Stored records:
* start *
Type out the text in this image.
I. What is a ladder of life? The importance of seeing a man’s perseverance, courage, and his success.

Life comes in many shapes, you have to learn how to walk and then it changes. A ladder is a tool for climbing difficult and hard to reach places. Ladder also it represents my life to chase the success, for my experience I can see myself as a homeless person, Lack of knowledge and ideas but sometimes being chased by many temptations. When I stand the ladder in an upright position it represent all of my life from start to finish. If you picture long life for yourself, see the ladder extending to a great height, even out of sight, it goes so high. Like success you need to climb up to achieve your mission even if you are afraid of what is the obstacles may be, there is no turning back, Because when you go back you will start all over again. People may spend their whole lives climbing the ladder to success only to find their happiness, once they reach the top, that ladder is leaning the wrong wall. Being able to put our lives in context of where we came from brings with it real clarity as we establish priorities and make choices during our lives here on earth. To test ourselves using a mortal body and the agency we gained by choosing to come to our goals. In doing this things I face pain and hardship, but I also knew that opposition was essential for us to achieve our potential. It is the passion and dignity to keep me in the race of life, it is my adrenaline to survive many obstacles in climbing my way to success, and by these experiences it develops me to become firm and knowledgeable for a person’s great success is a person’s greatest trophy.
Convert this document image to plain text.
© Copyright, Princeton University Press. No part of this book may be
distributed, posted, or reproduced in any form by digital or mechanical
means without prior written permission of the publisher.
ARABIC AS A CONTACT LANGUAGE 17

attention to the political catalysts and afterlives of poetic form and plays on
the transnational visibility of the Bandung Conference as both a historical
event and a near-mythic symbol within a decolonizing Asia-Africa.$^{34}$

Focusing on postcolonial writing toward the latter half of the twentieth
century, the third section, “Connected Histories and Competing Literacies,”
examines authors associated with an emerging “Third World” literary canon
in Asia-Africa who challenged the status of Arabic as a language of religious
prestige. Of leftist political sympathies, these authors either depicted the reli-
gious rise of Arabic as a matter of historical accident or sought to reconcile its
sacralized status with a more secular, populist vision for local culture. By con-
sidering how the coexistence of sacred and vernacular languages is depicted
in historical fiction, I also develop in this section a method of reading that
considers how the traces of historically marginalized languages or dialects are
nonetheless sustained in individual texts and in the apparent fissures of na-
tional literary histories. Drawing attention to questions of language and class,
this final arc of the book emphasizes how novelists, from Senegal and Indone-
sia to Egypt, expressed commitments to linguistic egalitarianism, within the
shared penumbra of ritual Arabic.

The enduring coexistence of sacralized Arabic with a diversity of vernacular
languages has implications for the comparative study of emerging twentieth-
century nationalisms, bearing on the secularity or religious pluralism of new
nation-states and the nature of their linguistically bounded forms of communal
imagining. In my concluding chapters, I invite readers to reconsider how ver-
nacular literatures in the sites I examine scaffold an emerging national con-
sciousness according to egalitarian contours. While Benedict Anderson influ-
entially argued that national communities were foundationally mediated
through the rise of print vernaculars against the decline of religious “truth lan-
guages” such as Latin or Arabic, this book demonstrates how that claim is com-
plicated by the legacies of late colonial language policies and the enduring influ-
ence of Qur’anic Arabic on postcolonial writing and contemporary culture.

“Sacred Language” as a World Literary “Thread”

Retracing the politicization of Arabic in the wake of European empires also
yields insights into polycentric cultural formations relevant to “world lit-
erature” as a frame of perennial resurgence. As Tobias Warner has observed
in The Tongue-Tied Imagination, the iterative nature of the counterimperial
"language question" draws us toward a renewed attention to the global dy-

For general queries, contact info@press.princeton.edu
* end *
#### [GOAL]
Report how many lines in the entries hold the string "languages". Nothing but the number is wanted.

#### [EXERCISE ANSWER]
3